Give all the lines below again, exactly, with no pictures.

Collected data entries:
================================
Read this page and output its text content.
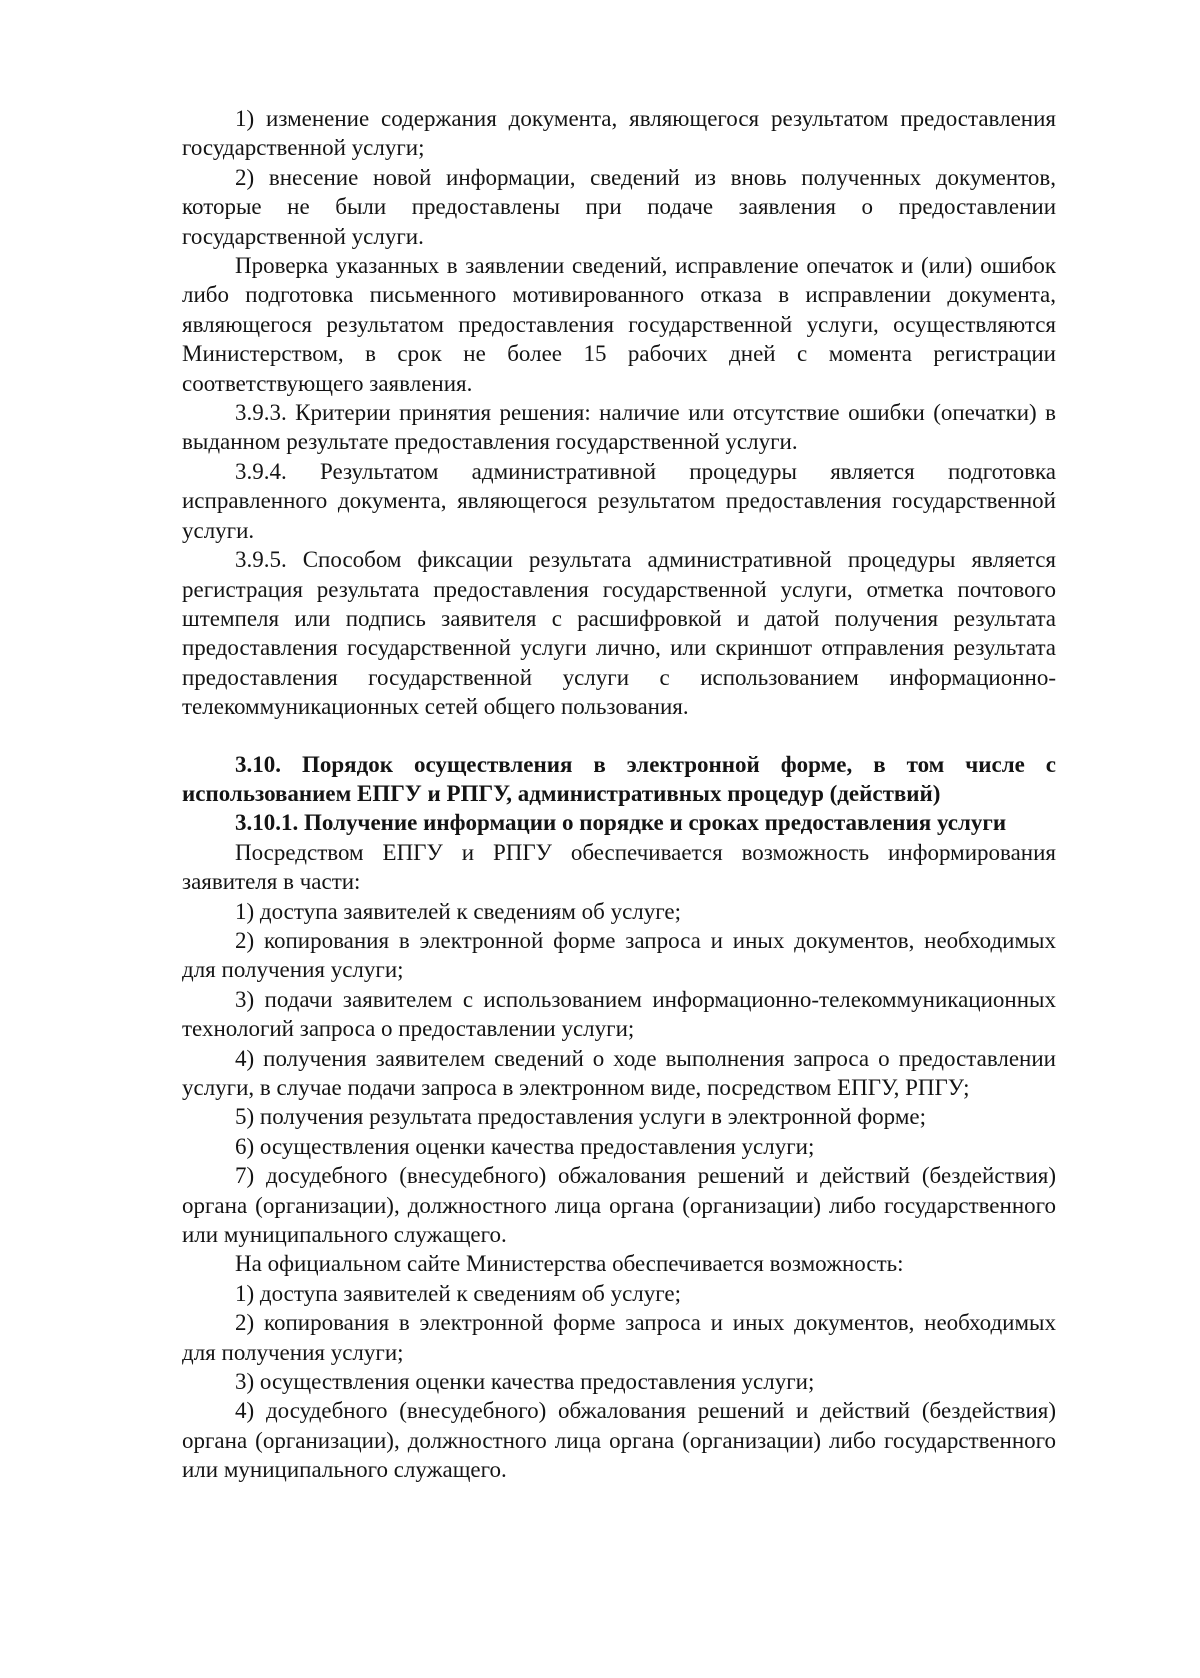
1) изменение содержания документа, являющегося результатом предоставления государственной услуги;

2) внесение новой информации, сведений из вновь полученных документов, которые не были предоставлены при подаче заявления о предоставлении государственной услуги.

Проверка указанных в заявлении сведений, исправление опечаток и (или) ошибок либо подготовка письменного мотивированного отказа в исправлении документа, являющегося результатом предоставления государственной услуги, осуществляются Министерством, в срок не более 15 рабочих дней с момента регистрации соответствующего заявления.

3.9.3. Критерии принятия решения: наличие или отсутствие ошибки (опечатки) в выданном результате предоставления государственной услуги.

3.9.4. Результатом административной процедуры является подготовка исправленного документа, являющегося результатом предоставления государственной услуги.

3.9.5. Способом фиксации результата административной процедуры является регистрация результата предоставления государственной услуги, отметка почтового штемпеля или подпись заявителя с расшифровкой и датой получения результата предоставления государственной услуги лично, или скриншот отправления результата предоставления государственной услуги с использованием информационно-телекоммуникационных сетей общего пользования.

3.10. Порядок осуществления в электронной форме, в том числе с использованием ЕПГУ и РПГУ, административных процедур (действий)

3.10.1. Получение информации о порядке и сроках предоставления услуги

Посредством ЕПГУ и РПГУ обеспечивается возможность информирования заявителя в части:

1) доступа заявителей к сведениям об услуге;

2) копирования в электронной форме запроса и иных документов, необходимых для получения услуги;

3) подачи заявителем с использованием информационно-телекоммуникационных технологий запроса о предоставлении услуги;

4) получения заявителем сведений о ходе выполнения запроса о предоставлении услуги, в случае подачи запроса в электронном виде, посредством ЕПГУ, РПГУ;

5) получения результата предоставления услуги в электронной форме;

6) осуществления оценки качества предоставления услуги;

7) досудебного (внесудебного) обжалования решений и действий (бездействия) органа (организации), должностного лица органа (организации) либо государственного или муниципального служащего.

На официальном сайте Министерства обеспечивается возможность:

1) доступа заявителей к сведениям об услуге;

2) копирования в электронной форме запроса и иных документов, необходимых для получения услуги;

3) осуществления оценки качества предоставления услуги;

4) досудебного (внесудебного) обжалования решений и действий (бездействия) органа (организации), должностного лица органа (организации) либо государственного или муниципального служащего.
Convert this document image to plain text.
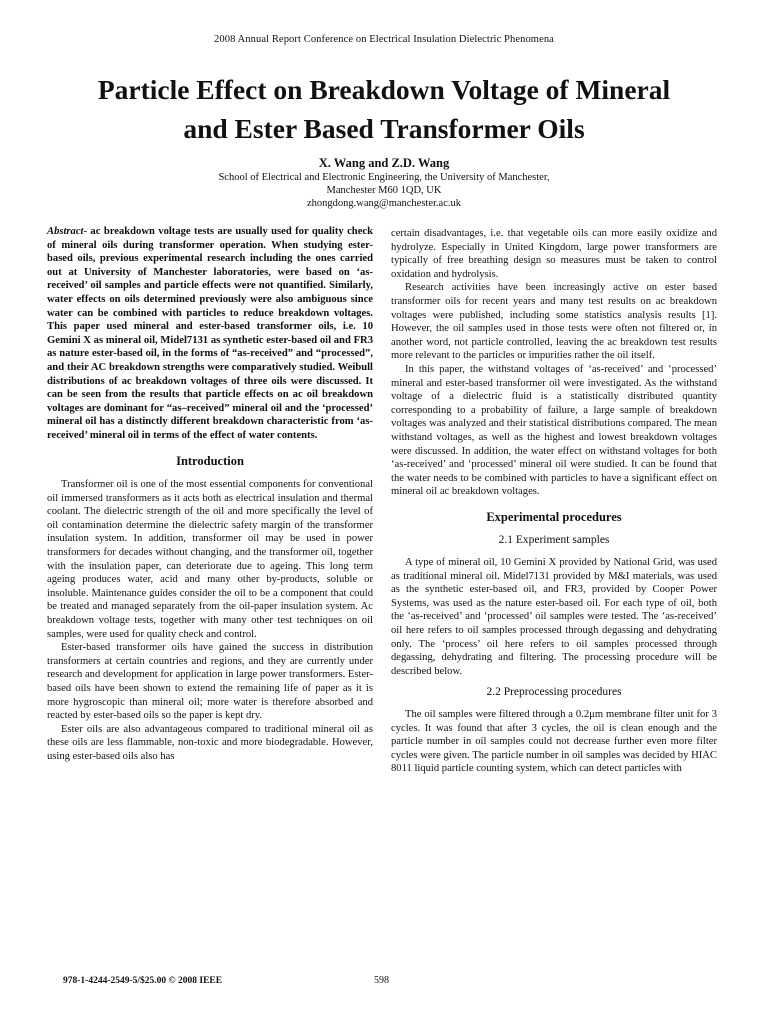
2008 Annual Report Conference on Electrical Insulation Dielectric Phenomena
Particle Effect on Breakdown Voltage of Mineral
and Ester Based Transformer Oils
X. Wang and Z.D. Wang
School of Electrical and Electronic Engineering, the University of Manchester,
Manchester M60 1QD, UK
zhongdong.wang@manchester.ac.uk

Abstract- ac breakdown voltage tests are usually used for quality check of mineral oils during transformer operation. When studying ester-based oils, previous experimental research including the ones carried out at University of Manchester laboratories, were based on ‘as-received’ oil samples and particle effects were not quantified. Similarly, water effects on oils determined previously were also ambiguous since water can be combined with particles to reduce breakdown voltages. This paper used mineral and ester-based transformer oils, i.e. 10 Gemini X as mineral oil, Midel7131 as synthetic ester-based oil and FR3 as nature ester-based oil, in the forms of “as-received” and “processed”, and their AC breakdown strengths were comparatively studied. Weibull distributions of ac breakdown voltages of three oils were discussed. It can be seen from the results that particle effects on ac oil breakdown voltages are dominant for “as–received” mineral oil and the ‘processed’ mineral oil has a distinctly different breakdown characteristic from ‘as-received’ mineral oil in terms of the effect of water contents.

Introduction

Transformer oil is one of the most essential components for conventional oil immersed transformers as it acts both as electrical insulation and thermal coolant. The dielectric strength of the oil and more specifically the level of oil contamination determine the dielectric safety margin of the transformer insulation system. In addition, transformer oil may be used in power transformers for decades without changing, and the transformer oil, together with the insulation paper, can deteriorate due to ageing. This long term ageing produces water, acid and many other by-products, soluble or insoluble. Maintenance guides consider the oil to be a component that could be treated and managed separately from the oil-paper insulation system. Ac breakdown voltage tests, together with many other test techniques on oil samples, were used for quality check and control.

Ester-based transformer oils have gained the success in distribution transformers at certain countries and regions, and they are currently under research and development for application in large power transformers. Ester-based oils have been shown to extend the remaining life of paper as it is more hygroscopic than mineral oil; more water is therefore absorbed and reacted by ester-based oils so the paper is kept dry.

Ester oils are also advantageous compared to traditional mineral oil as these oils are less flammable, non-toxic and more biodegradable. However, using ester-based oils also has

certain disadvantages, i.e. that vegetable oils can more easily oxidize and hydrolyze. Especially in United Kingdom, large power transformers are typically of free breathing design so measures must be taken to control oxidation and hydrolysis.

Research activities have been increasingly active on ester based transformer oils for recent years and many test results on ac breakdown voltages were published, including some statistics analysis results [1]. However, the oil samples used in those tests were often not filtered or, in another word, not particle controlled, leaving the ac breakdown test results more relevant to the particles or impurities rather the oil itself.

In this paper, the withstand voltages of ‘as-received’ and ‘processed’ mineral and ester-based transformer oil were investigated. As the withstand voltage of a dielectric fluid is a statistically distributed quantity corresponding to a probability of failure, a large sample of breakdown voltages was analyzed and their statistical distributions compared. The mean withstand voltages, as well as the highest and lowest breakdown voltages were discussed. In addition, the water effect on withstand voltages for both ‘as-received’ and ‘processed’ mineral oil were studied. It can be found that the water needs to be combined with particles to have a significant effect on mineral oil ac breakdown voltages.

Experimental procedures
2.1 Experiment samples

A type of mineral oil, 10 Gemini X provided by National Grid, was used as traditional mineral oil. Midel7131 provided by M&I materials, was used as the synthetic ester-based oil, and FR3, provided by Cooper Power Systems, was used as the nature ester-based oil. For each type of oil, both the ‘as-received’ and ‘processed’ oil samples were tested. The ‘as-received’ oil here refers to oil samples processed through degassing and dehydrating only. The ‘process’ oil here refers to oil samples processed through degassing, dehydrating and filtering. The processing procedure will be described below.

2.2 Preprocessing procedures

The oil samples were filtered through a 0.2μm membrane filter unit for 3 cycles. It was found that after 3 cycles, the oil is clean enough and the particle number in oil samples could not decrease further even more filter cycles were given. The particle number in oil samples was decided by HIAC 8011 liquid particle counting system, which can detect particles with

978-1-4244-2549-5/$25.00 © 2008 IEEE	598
================================
Solution to the problem:
Read this page and output its text content.
1) изменение содержания документа, являющегося результатом предоставления государственной услуги;

2) внесение новой информации, сведений из вновь полученных документов, которые не были предоставлены при подаче заявления о предоставлении государственной услуги.

Проверка указанных в заявлении сведений, исправление опечаток и (или) ошибок либо подготовка письменного мотивированного отказа в исправлении документа, являющегося результатом предоставления государственной услуги, осуществляются Министерством, в срок не более 15 рабочих дней с момента регистрации соответствующего заявления.

3.9.3. Критерии принятия решения: наличие или отсутствие ошибки (опечатки) в выданном результате предоставления государственной услуги.

3.9.4. Результатом административной процедуры является подготовка исправленного документа, являющегося результатом предоставления государственной услуги.

3.9.5. Способом фиксации результата административной процедуры является регистрация результата предоставления государственной услуги, отметка почтового штемпеля или подпись заявителя с расшифровкой и датой получения результата предоставления государственной услуги лично, или скриншот отправления результата предоставления государственной услуги с использованием информационно-телекоммуникационных сетей общего пользования.

3.10. Порядок осуществления в электронной форме, в том числе с использованием ЕПГУ и РПГУ, административных процедур (действий)

3.10.1. Получение информации о порядке и сроках предоставления услуги

Посредством ЕПГУ и РПГУ обеспечивается возможность информирования заявителя в части:

1) доступа заявителей к сведениям об услуге;

2) копирования в электронной форме запроса и иных документов, необходимых для получения услуги;

3) подачи заявителем с использованием информационно-телекоммуникационных технологий запроса о предоставлении услуги;

4) получения заявителем сведений о ходе выполнения запроса о предоставлении услуги, в случае подачи запроса в электронном виде, посредством ЕПГУ, РПГУ;

5) получения результата предоставления услуги в электронной форме;

6) осуществления оценки качества предоставления услуги;

7) досудебного (внесудебного) обжалования решений и действий (бездействия) органа (организации), должностного лица органа (организации) либо государственного или муниципального служащего.

На официальном сайте Министерства обеспечивается возможность:

1) доступа заявителей к сведениям об услуге;

2) копирования в электронной форме запроса и иных документов, необходимых для получения услуги;

3) осуществления оценки качества предоставления услуги;

4) досудебного (внесудебного) обжалования решений и действий (бездействия) органа (организации), должностного лица органа (организации) либо государственного или муниципального служащего.
Convert this document image to plain text.
2008 Annual Report Conference on Electrical Insulation Dielectric Phenomena
Particle Effect on Breakdown Voltage of Mineral
and Ester Based Transformer Oils
X. Wang and Z.D. Wang
School of Electrical and Electronic Engineering, the University of Manchester,
Manchester M60 1QD, UK
zhongdong.wang@manchester.ac.uk

Abstract- ac breakdown voltage tests are usually used for quality check of mineral oils during transformer operation. When studying ester-based oils, previous experimental research including the ones carried out at University of Manchester laboratories, were based on ‘as-received’ oil samples and particle effects were not quantified. Similarly, water effects on oils determined previously were also ambiguous since water can be combined with particles to reduce breakdown voltages. This paper used mineral and ester-based transformer oils, i.e. 10 Gemini X as mineral oil, Midel7131 as synthetic ester-based oil and FR3 as nature ester-based oil, in the forms of “as-received” and “processed”, and their AC breakdown strengths were comparatively studied. Weibull distributions of ac breakdown voltages of three oils were discussed. It can be seen from the results that particle effects on ac oil breakdown voltages are dominant for “as–received” mineral oil and the ‘processed’ mineral oil has a distinctly different breakdown characteristic from ‘as-received’ mineral oil in terms of the effect of water contents.

Introduction

Transformer oil is one of the most essential components for conventional oil immersed transformers as it acts both as electrical insulation and thermal coolant. The dielectric strength of the oil and more specifically the level of oil contamination determine the dielectric safety margin of the transformer insulation system. In addition, transformer oil may be used in power transformers for decades without changing, and the transformer oil, together with the insulation paper, can deteriorate due to ageing. This long term ageing produces water, acid and many other by-products, soluble or insoluble. Maintenance guides consider the oil to be a component that could be treated and managed separately from the oil-paper insulation system. Ac breakdown voltage tests, together with many other test techniques on oil samples, were used for quality check and control.

Ester-based transformer oils have gained the success in distribution transformers at certain countries and regions, and they are currently under research and development for application in large power transformers. Ester-based oils have been shown to extend the remaining life of paper as it is more hygroscopic than mineral oil; more water is therefore absorbed and reacted by ester-based oils so the paper is kept dry.

Ester oils are also advantageous compared to traditional mineral oil as these oils are less flammable, non-toxic and more biodegradable. However, using ester-based oils also has

certain disadvantages, i.e. that vegetable oils can more easily oxidize and hydrolyze. Especially in United Kingdom, large power transformers are typically of free breathing design so measures must be taken to control oxidation and hydrolysis.

Research activities have been increasingly active on ester based transformer oils for recent years and many test results on ac breakdown voltages were published, including some statistics analysis results [1]. However, the oil samples used in those tests were often not filtered or, in another word, not particle controlled, leaving the ac breakdown test results more relevant to the particles or impurities rather the oil itself.

In this paper, the withstand voltages of ‘as-received’ and ‘processed’ mineral and ester-based transformer oil were investigated. As the withstand voltage of a dielectric fluid is a statistically distributed quantity corresponding to a probability of failure, a large sample of breakdown voltages was analyzed and their statistical distributions compared. The mean withstand voltages, as well as the highest and lowest breakdown voltages were discussed. In addition, the water effect on withstand voltages for both ‘as-received’ and ‘processed’ mineral oil were studied. It can be found that the water needs to be combined with particles to have a significant effect on mineral oil ac breakdown voltages.

Experimental procedures
2.1 Experiment samples

A type of mineral oil, 10 Gemini X provided by National Grid, was used as traditional mineral oil. Midel7131 provided by M&I materials, was used as the synthetic ester-based oil, and FR3, provided by Cooper Power Systems, was used as the nature ester-based oil. For each type of oil, both the ‘as-received’ and ‘processed’ oil samples were tested. The ‘as-received’ oil here refers to oil samples processed through degassing and dehydrating only. The ‘process’ oil here refers to oil samples processed through degassing, dehydrating and filtering. The processing procedure will be described below.

2.2 Preprocessing procedures

The oil samples were filtered through a 0.2μm membrane filter unit for 3 cycles. It was found that after 3 cycles, the oil is clean enough and the particle number in oil samples could not decrease further even more filter cycles were given. The particle number in oil samples was decided by HIAC 8011 liquid particle counting system, which can detect particles with

978-1-4244-2549-5/$25.00 © 2008 IEEE	598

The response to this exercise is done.